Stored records
===
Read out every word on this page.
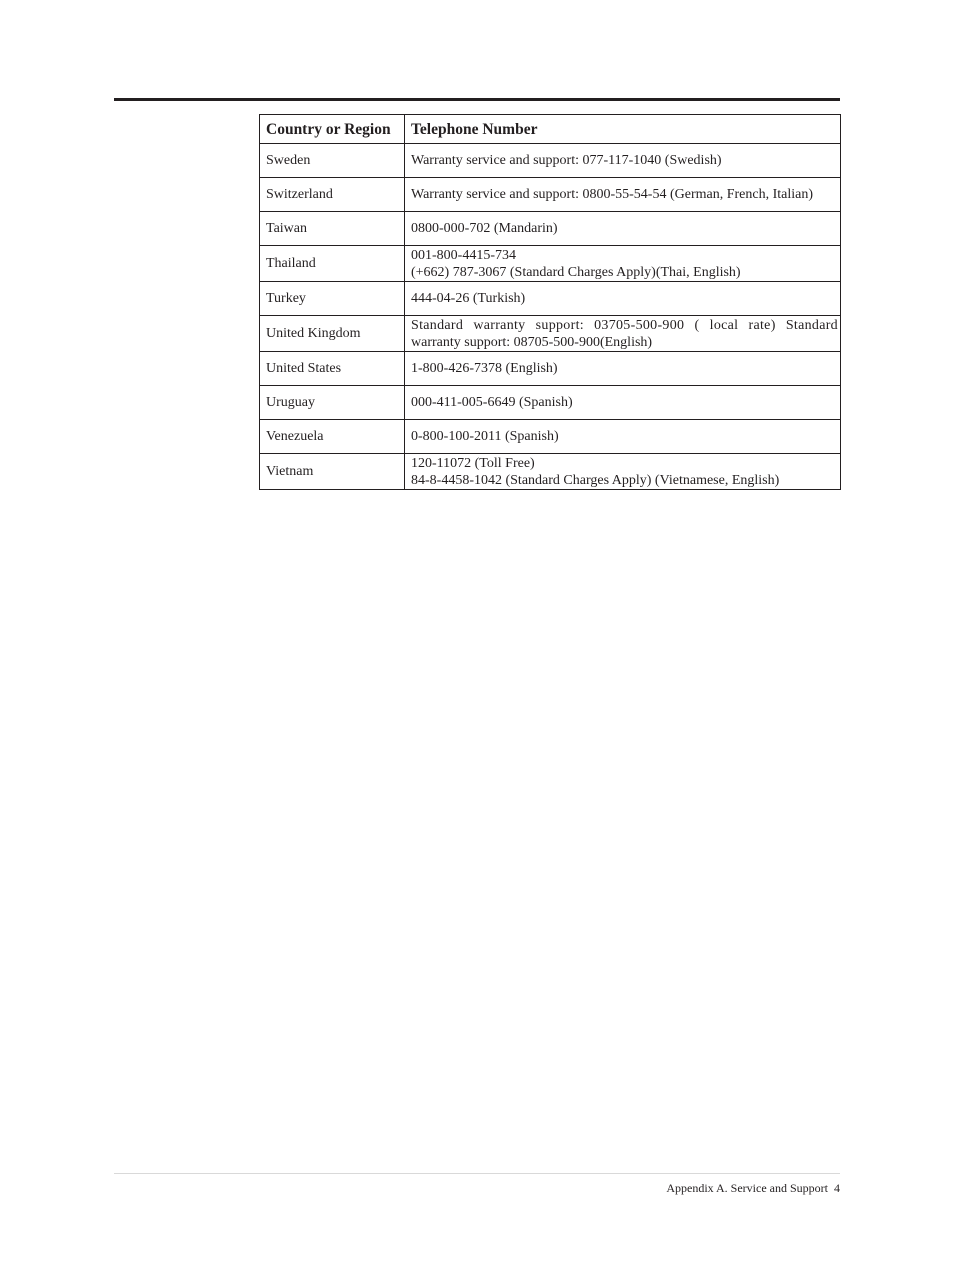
Country or Region	Telephone Number
Sweden	Warranty service and support: 077-117-1040 (Swedish)

Switzerland	Warranty service and support: 0800-55-54-54 (German, French, Italian)

Taiwan	0800-000-702 (Mandarin)

Thailand	001-800-4415-734
(+662) 787-3067 (Standard Charges Apply)(Thai, English)

Turkey	444-04-26 (Turkish)

United Kingdom	Standard warranty support: 03705-500-900 ( local rate) Standard
warranty support: 08705-500-900(English)

United States	1-800-426-7378 (English)

Uruguay	000-411-005-6649 (Spanish)

Venezuela	0-800-100-2011 (Spanish)

Vietnam	120-11072 (Toll Free)
84-8-4458-1042 (Standard Charges Apply) (Vietnamese, English)
Appendix A. Service and Support 4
===
GIVEN EXERCISE >> Repeat the entries exactly. Pictures are excluded from the copy.

REPLY >>
Read out every word on this page.
Country or Region	Telephone Number
Sweden	Warranty service and support: 077-117-1040 (Swedish)

Switzerland	Warranty service and support: 0800-55-54-54 (German, French, Italian)

Taiwan	0800-000-702 (Mandarin)

Thailand	001-800-4415-734
(+662) 787-3067 (Standard Charges Apply)(Thai, English)

Turkey	444-04-26 (Turkish)

United Kingdom	Standard warranty support: 03705-500-900 ( local rate) Standard
warranty support: 08705-500-900(English)

United States	1-800-426-7378 (English)

Uruguay	000-411-005-6649 (Spanish)

Venezuela	0-800-100-2011 (Spanish)

Vietnam	120-11072 (Toll Free)
84-8-4458-1042 (Standard Charges Apply) (Vietnamese, English)
Appendix A. Service and Support 4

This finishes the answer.